Aparecem 2-3 h após a morte, generalizam em 6 h, e fixam-se em cerca de 12 h, e permanecem até a putrefação. São mais intensas em casos de maior fluidez do sangue, como asfixias, e menos intensas no choque hipovolêmico.
Rigidez cadavérica (rigor mortis)
É multifatorial, dependente de oxigênio e ATP, e mais rápida quando o paciente morre em estresse agudo.
Começa entre 1-2 h após a morte, atinge o ápice em 6-8 h (pode ocorrer rigidez completa precoce, em 3-4 h, especialmente em casos de asfixia), e desaparece em cerca de 24 h, com o início da putrefação.
Segundo a lei de Nysten, progride em direção crânio-caudal, e dos menores para os maiores grupamentos musculares. Desaparece nessa mesma ordem de progressão.
Fenômenos transformativos
Seguem-se aos consecutivos, também trazendo certeza de morte.
Fenômenos destrutivos
Autólise
Fenômeno microscópico, mais intenso em tecidos ricos em enzimas, causado por fermentação anaeróbica intracelular.
Putrefação
Constituída de 4 fases ou períodos consecutivos: cromático (de coloração), gasoso (enfisematoso), coliquativo (de liquefação), e de esqueletização.
Ocorre pela decomposição fermentativa da matéria orgânica por bactérias saprófitas. É mais rápida em obesos (pois os ácidos graxos são meio de cultura), RNs, crianças, vítimas de infecções, e vítimas de grandes mutilações. Também sofre forte influência do meio ambiente (temperatura e umidade).
O período de coloração se inicia 20-24 h após a morte, com uma mancha verde. Normalmente é abdominal, dada a maior concentração de bactérias na região do intestino, mas pode iniciar em outros lugares, caso estes tenham mais bactérias. Em RNs e vítimas de afogamento, costuma ocorrer no pescoço e tórax. É comum que apareçam também próximas a lesões com extravasamento de sangue.

- _Atividade 1_
Responda com base no texto sobre fenômenos cadavéricos:
(a) Segundo a lei de Nysten, em que direção progride a rigidez cadavérica?
(b) Quais são as fases da putrefação?
(c) Em RNs e vítimas de afogamento, onde costuma ocorrer a mancha verde?
- _Atividade 2_
Transcreva do texto sobre fenômenos cadavéricos a parte que se abre com as palavras "O período de" e se fecha com "extravasamento de sangue.".

Itens de um conjunto de dados:
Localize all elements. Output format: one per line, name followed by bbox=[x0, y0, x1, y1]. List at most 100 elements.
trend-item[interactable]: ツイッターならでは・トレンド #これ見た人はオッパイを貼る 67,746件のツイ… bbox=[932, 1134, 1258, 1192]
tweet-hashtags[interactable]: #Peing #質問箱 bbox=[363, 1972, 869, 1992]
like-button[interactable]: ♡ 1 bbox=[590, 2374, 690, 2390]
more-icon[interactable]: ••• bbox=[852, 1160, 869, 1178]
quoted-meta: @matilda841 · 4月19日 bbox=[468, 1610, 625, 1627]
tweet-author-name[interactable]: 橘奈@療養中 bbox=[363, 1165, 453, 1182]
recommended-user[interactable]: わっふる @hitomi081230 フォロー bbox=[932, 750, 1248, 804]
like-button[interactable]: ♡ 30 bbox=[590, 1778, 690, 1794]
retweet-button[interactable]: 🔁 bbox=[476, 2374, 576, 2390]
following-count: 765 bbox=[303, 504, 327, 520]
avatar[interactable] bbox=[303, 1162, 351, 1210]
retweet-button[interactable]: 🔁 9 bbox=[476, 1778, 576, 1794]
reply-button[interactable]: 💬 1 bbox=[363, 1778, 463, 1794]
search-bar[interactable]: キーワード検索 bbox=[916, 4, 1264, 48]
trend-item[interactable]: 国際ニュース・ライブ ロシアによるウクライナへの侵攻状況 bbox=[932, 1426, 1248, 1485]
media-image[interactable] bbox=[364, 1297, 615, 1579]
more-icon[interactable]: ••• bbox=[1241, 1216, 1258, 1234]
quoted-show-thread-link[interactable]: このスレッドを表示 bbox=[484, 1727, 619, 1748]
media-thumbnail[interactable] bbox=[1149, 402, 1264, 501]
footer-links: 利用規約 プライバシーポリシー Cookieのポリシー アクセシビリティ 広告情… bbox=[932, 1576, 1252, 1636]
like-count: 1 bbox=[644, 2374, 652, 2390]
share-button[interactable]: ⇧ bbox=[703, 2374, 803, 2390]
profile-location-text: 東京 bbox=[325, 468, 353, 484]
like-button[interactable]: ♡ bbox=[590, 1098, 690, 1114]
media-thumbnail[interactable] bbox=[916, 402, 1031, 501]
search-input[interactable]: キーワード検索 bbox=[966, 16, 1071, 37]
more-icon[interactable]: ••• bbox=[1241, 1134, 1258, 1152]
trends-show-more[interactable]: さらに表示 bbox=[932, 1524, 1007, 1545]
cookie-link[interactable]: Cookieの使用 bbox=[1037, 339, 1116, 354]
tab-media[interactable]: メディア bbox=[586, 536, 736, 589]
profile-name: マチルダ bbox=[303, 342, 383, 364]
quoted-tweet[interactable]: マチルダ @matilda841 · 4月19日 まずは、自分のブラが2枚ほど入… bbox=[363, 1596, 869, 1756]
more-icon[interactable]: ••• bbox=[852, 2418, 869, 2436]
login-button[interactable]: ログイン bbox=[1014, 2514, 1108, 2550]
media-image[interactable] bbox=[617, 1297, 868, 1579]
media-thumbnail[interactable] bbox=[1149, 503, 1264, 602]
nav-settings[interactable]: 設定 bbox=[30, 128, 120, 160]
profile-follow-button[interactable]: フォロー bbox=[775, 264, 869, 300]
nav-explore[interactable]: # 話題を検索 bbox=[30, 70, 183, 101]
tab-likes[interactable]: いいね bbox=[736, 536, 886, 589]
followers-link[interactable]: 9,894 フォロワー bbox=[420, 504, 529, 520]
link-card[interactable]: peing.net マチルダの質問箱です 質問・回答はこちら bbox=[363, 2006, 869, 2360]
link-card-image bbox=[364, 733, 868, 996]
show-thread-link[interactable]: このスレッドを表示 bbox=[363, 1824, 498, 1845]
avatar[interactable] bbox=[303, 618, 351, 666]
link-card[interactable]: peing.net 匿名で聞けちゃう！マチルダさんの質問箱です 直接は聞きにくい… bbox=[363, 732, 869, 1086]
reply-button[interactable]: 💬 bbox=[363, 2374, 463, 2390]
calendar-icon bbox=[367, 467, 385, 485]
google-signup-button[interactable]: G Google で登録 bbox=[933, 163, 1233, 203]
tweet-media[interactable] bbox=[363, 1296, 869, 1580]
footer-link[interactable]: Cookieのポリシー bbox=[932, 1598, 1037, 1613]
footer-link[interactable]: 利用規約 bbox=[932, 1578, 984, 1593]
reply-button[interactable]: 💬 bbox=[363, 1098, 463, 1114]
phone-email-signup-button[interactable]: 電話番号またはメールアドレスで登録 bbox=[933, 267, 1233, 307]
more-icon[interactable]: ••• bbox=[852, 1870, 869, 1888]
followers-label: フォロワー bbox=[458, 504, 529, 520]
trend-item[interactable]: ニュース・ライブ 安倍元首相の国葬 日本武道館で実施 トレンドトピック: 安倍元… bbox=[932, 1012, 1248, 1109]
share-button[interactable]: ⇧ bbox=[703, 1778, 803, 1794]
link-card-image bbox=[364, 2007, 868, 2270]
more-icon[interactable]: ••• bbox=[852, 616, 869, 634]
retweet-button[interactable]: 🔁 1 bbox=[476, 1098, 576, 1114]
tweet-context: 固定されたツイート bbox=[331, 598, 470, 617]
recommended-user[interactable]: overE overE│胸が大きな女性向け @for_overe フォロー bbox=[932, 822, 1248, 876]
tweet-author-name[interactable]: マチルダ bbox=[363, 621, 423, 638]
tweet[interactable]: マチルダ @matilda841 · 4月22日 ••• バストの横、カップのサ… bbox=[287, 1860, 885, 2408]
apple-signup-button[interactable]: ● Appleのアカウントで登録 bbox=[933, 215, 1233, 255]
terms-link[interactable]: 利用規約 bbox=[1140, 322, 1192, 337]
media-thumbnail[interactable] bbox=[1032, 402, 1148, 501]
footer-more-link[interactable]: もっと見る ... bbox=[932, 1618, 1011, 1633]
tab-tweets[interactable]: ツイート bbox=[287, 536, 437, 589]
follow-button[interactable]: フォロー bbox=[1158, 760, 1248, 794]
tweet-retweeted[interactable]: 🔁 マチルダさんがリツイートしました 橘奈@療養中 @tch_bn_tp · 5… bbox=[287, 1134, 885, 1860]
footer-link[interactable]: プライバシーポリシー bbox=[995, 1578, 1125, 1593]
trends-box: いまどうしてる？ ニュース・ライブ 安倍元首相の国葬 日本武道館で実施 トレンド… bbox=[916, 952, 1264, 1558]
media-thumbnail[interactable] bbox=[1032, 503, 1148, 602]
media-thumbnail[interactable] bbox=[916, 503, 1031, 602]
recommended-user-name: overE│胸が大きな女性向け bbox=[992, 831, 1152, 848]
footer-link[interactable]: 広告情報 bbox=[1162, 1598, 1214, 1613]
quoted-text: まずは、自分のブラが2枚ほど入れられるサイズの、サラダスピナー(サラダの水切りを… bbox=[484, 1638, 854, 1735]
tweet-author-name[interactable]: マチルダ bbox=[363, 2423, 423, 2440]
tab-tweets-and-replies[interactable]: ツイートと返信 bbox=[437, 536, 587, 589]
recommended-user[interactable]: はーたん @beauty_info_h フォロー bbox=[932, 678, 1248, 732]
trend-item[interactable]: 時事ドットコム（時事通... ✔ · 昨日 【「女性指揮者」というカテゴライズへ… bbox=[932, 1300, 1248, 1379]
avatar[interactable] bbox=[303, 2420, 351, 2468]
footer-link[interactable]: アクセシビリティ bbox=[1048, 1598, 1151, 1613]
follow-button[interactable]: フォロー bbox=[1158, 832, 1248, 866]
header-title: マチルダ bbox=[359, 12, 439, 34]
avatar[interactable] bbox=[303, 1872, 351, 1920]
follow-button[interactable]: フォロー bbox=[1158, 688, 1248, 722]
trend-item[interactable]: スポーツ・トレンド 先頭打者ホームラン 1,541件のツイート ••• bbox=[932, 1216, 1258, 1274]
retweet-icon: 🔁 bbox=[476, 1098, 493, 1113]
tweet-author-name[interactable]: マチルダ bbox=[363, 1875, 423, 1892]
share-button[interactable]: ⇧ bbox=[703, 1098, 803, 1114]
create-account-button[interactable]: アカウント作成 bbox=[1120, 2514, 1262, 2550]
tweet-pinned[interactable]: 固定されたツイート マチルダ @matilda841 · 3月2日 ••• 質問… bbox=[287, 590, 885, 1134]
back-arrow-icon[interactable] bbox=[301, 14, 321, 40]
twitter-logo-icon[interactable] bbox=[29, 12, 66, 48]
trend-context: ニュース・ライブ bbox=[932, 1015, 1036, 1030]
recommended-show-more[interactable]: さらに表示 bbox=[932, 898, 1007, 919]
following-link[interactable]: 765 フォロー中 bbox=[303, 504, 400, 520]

- _Resposta 1_
(a) Em direção crânio-caudal, e dos menores para os maiores grupamentos musculares.
(b) Cromático (de coloração), gasoso (enfisematoso), coliquativo (de liquefação) e de esqueletização.
(c) No pescoço e no tórax.

- _Resposta 2_
O período de coloração se inicia 20-24 h após a morte, com uma mancha verde. Normalmente é abdominal, dada a maior concentração de bactérias na região do intestino, mas pode iniciar em outros lugares, caso estes tenham mais bactérias. Em RNs e vítimas de afogamento, costuma ocorrer no pescoço e tórax. É comum que apareçam também próximas a lesões com extravasamento de sangue.